WRITTEN INSTRUCTION: Repeat the data verbatim.
::: DATA EXCERPTS
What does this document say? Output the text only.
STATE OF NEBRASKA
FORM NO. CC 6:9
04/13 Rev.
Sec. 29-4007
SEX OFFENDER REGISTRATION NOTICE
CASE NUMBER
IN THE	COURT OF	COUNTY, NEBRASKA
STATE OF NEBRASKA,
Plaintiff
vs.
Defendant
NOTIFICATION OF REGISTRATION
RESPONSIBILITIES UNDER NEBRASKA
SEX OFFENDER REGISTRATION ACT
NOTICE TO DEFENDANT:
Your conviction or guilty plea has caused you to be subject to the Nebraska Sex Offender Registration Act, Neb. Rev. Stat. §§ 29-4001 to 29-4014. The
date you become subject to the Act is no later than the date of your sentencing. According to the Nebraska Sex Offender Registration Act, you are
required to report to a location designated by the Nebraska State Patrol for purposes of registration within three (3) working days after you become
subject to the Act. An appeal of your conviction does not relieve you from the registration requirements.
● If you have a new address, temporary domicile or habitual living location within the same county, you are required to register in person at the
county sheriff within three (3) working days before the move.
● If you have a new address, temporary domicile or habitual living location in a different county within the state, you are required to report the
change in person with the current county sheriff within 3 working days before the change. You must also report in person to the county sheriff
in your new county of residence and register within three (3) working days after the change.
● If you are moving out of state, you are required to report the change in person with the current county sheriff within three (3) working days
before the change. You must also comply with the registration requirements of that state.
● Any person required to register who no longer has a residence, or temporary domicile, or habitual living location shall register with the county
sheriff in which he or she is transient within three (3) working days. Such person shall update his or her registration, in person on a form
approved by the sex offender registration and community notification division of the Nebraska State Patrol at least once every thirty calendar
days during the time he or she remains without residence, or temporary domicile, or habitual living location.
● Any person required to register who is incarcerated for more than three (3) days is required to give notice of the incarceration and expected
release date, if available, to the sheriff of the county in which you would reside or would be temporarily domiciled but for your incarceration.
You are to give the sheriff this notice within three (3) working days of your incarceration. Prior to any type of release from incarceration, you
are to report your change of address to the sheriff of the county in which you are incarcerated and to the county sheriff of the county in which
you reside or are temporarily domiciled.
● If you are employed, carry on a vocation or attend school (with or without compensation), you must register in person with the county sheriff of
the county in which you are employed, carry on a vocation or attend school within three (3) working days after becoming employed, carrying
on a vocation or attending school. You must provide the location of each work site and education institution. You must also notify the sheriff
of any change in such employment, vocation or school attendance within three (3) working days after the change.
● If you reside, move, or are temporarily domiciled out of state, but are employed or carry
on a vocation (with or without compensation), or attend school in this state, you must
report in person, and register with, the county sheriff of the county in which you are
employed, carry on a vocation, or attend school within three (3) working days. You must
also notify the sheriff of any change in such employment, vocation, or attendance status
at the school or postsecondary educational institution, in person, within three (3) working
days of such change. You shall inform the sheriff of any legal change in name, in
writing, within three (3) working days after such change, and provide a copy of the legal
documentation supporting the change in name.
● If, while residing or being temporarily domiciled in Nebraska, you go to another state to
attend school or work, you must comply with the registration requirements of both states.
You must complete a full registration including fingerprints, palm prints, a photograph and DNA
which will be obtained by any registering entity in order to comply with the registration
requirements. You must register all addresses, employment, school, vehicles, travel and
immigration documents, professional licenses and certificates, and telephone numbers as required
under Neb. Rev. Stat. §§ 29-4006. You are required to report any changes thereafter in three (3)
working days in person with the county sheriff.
::::::
FINISHED EXERCISE:
What does this document say? Output the text only.
STATE OF NEBRASKA
FORM NO. CC 6:9
04/13 Rev.
Sec. 29-4007
SEX OFFENDER REGISTRATION NOTICE
CASE NUMBER
IN THE	COURT OF	COUNTY, NEBRASKA
STATE OF NEBRASKA,
Plaintiff
vs.
Defendant
NOTIFICATION OF REGISTRATION
RESPONSIBILITIES UNDER NEBRASKA
SEX OFFENDER REGISTRATION ACT
NOTICE TO DEFENDANT:
Your conviction or guilty plea has caused you to be subject to the Nebraska Sex Offender Registration Act, Neb. Rev. Stat. §§ 29-4001 to 29-4014. The
date you become subject to the Act is no later than the date of your sentencing. According to the Nebraska Sex Offender Registration Act, you are
required to report to a location designated by the Nebraska State Patrol for purposes of registration within three (3) working days after you become
subject to the Act. An appeal of your conviction does not relieve you from the registration requirements.
● If you have a new address, temporary domicile or habitual living location within the same county, you are required to register in person at the
county sheriff within three (3) working days before the move.
● If you have a new address, temporary domicile or habitual living location in a different county within the state, you are required to report the
change in person with the current county sheriff within 3 working days before the change. You must also report in person to the county sheriff
in your new county of residence and register within three (3) working days after the change.
● If you are moving out of state, you are required to report the change in person with the current county sheriff within three (3) working days
before the change. You must also comply with the registration requirements of that state.
● Any person required to register who no longer has a residence, or temporary domicile, or habitual living location shall register with the county
sheriff in which he or she is transient within three (3) working days. Such person shall update his or her registration, in person on a form
approved by the sex offender registration and community notification division of the Nebraska State Patrol at least once every thirty calendar
days during the time he or she remains without residence, or temporary domicile, or habitual living location.
● Any person required to register who is incarcerated for more than three (3) days is required to give notice of the incarceration and expected
release date, if available, to the sheriff of the county in which you would reside or would be temporarily domiciled but for your incarceration.
You are to give the sheriff this notice within three (3) working days of your incarceration. Prior to any type of release from incarceration, you
are to report your change of address to the sheriff of the county in which you are incarcerated and to the county sheriff of the county in which
you reside or are temporarily domiciled.
● If you are employed, carry on a vocation or attend school (with or without compensation), you must register in person with the county sheriff of
the county in which you are employed, carry on a vocation or attend school within three (3) working days after becoming employed, carrying
on a vocation or attending school. You must provide the location of each work site and education institution. You must also notify the sheriff
of any change in such employment, vocation or school attendance within three (3) working days after the change.
● If you reside, move, or are temporarily domiciled out of state, but are employed or carry
on a vocation (with or without compensation), or attend school in this state, you must
report in person, and register with, the county sheriff of the county in which you are
employed, carry on a vocation, or attend school within three (3) working days. You must
also notify the sheriff of any change in such employment, vocation, or attendance status
at the school or postsecondary educational institution, in person, within three (3) working
days of such change. You shall inform the sheriff of any legal change in name, in
writing, within three (3) working days after such change, and provide a copy of the legal
documentation supporting the change in name.
● If, while residing or being temporarily domiciled in Nebraska, you go to another state to
attend school or work, you must comply with the registration requirements of both states.
You must complete a full registration including fingerprints, palm prints, a photograph and DNA
which will be obtained by any registering entity in order to comply with the registration
requirements. You must register all addresses, employment, school, vehicles, travel and
immigration documents, professional licenses and certificates, and telephone numbers as required
under Neb. Rev. Stat. §§ 29-4006. You are required to report any changes thereafter in three (3)
working days in person with the county sheriff.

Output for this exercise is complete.